WHAT THE TASK ASKS: Reproduce every line of the items below verbatim, from the first item through the last, omitting the picture lines.

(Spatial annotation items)
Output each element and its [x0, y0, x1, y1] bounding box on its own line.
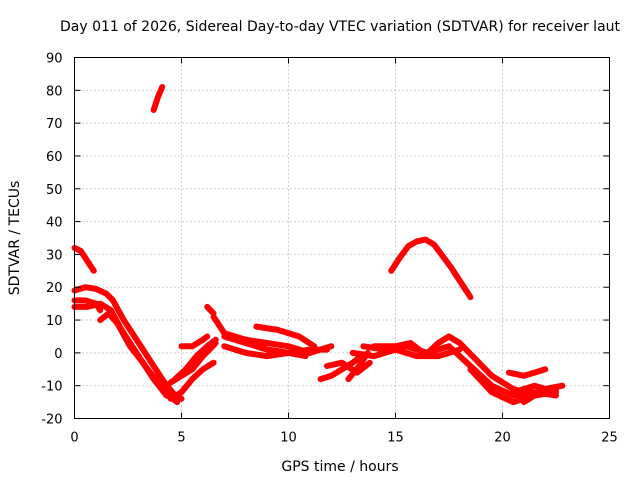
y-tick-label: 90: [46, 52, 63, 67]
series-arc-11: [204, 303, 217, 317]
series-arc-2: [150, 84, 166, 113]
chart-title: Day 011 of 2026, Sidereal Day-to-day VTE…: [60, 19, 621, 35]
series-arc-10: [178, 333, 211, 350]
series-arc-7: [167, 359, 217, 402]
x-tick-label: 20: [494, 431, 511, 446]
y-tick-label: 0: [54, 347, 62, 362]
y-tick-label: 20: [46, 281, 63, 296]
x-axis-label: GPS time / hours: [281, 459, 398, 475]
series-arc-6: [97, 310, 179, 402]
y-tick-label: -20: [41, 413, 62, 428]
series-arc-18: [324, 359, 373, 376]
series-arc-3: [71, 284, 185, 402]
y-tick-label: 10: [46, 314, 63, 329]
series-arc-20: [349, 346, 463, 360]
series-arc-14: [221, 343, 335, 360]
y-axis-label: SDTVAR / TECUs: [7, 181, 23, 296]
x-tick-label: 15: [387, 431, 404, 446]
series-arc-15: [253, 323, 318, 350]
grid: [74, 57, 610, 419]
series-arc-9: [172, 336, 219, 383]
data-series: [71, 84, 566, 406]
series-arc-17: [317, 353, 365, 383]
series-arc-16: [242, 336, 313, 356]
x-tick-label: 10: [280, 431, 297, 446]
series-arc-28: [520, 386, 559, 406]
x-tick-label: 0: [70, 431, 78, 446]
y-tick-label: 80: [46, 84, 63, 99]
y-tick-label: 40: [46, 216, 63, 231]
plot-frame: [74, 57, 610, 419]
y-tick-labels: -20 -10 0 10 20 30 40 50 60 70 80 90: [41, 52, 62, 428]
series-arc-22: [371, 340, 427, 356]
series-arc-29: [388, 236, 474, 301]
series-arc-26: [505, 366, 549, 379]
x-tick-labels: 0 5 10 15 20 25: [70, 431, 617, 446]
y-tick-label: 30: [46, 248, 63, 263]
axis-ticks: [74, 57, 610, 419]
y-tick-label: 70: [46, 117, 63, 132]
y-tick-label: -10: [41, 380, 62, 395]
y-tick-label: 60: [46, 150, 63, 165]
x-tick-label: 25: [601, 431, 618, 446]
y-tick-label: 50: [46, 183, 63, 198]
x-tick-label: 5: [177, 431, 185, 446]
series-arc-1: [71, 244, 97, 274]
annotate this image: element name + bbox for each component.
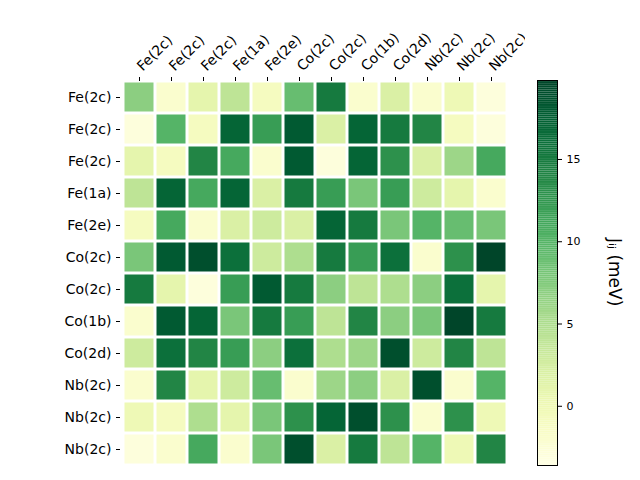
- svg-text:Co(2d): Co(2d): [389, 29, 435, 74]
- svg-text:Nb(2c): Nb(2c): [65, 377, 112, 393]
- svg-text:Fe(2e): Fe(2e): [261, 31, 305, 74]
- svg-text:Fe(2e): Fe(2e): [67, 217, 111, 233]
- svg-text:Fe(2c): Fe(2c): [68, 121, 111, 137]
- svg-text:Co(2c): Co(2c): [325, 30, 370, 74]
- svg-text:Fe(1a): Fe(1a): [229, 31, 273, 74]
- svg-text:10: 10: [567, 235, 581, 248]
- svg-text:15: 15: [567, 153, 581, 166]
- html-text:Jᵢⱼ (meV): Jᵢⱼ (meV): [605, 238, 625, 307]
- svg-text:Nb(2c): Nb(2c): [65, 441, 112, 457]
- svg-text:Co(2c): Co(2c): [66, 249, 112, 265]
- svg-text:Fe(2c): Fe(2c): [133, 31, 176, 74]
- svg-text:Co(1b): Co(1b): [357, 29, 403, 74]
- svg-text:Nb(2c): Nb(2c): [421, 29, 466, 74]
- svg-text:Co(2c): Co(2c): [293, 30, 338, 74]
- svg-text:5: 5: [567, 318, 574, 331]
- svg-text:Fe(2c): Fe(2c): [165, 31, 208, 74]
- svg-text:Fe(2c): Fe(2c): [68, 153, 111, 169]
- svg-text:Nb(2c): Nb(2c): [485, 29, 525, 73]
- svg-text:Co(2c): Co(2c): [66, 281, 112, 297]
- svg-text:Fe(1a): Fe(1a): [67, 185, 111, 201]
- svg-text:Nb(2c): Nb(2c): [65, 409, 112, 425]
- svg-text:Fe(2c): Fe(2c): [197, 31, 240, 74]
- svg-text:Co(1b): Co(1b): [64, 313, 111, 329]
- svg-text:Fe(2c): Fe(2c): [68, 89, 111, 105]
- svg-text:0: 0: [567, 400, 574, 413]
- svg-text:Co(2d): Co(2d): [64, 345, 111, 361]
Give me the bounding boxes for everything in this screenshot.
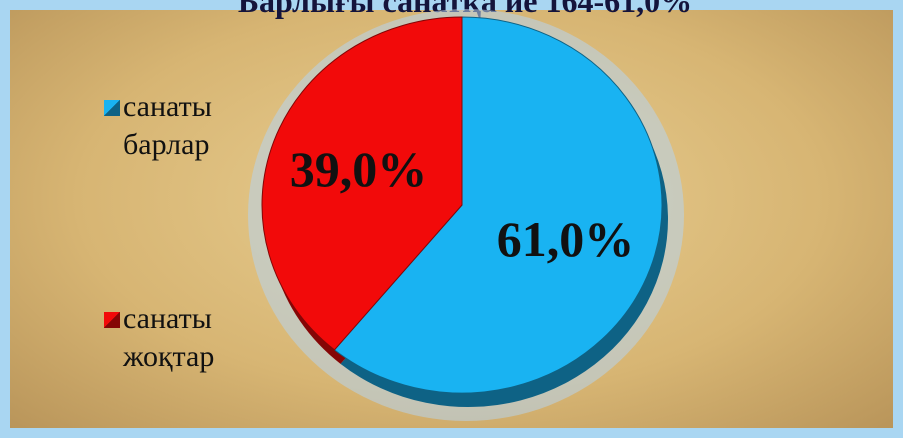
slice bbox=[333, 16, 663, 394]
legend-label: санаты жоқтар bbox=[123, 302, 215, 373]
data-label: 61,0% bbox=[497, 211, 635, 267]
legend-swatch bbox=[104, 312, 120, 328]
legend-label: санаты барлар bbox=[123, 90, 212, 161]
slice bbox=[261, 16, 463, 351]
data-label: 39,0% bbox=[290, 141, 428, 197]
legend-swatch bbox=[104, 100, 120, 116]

EXERCISE RESPONSE:
Output each element and its [x0, y0, x1, y1] bounding box on its own line.
y-tick-label: 90: [46, 52, 63, 67]
series-arc-11: [204, 303, 217, 317]
series-arc-2: [150, 84, 166, 113]
chart-title: Day 011 of 2026, Sidereal Day-to-day VTE…: [60, 19, 621, 35]
series-arc-10: [178, 333, 211, 350]
series-arc-7: [167, 359, 217, 402]
x-tick-label: 20: [494, 431, 511, 446]
y-tick-label: 0: [54, 347, 62, 362]
y-tick-label: 20: [46, 281, 63, 296]
x-axis-label: GPS time / hours: [281, 459, 398, 475]
series-arc-6: [97, 310, 179, 402]
y-tick-label: -20: [41, 413, 62, 428]
series-arc-18: [324, 359, 373, 376]
series-arc-3: [71, 284, 185, 402]
y-tick-label: 10: [46, 314, 63, 329]
series-arc-20: [349, 346, 463, 360]
series-arc-14: [221, 343, 335, 360]
y-axis-label: SDTVAR / TECUs: [7, 181, 23, 296]
x-tick-label: 15: [387, 431, 404, 446]
series-arc-15: [253, 323, 318, 350]
grid: [74, 57, 610, 419]
series-arc-9: [172, 336, 219, 383]
data-series: [71, 84, 566, 406]
series-arc-17: [317, 353, 365, 383]
series-arc-16: [242, 336, 313, 356]
x-tick-label: 10: [280, 431, 297, 446]
series-arc-28: [520, 386, 559, 406]
x-tick-label: 0: [70, 431, 78, 446]
y-tick-label: 80: [46, 84, 63, 99]
y-tick-label: 40: [46, 216, 63, 231]
plot-frame: [74, 57, 610, 419]
y-tick-labels: -20 -10 0 10 20 30 40 50 60 70 80 90: [41, 52, 62, 428]
series-arc-22: [371, 340, 427, 356]
series-arc-29: [388, 236, 474, 301]
series-arc-26: [505, 366, 549, 379]
x-tick-labels: 0 5 10 15 20 25: [70, 431, 617, 446]
y-tick-label: 30: [46, 248, 63, 263]
axis-ticks: [74, 57, 610, 419]
y-tick-label: 70: [46, 117, 63, 132]
y-tick-label: -10: [41, 380, 62, 395]
y-tick-label: 60: [46, 150, 63, 165]
x-tick-label: 25: [601, 431, 618, 446]
y-tick-label: 50: [46, 183, 63, 198]
x-tick-label: 5: [177, 431, 185, 446]
series-arc-1: [71, 244, 97, 274]
annotate this image: element name + bbox for each component.
- svg-text:Co(2d): Co(2d): [389, 29, 435, 74]
- svg-text:Nb(2c): Nb(2c): [65, 377, 112, 393]
- svg-text:Fe(2e): Fe(2e): [261, 31, 305, 74]
- svg-text:Fe(2e): Fe(2e): [67, 217, 111, 233]
- svg-text:Fe(2c): Fe(2c): [68, 121, 111, 137]
- svg-text:Co(2c): Co(2c): [325, 30, 370, 74]
- svg-text:Fe(1a): Fe(1a): [229, 31, 273, 74]
- svg-text:10: 10: [567, 235, 581, 248]
- svg-text:15: 15: [567, 153, 581, 166]
- html-text:Jᵢⱼ (meV): Jᵢⱼ (meV): [605, 238, 625, 307]
- svg-text:Nb(2c): Nb(2c): [65, 441, 112, 457]
- svg-text:Co(2c): Co(2c): [66, 249, 112, 265]
- svg-text:Fe(2c): Fe(2c): [133, 31, 176, 74]
- svg-text:Co(1b): Co(1b): [357, 29, 403, 74]
- svg-text:Nb(2c): Nb(2c): [421, 29, 466, 74]
- svg-text:Co(2c): Co(2c): [293, 30, 338, 74]
- svg-text:5: 5: [567, 318, 574, 331]
- svg-text:Fe(2c): Fe(2c): [165, 31, 208, 74]
- svg-text:Fe(2c): Fe(2c): [68, 153, 111, 169]
- svg-text:Nb(2c): Nb(2c): [485, 29, 525, 73]
- svg-text:Co(2c): Co(2c): [66, 281, 112, 297]
- svg-text:Fe(1a): Fe(1a): [67, 185, 111, 201]
- svg-text:Nb(2c): Nb(2c): [65, 409, 112, 425]
- svg-text:Fe(2c): Fe(2c): [197, 31, 240, 74]
- svg-text:Co(1b): Co(1b): [64, 313, 111, 329]
- svg-text:Fe(2c): Fe(2c): [68, 89, 111, 105]
- svg-text:0: 0: [567, 400, 574, 413]
- svg-text:Co(2d): Co(2d): [64, 345, 111, 361]
Give me the bounding boxes for everything in this screenshot.
slice bbox=[333, 16, 663, 394]
legend-label: санаты жоқтар bbox=[123, 302, 215, 373]
data-label: 61,0% bbox=[497, 211, 635, 267]
legend-swatch bbox=[104, 312, 120, 328]
legend-label: санаты барлар bbox=[123, 90, 212, 161]
slice bbox=[261, 16, 463, 351]
data-label: 39,0% bbox=[290, 141, 428, 197]
legend-swatch bbox=[104, 100, 120, 116]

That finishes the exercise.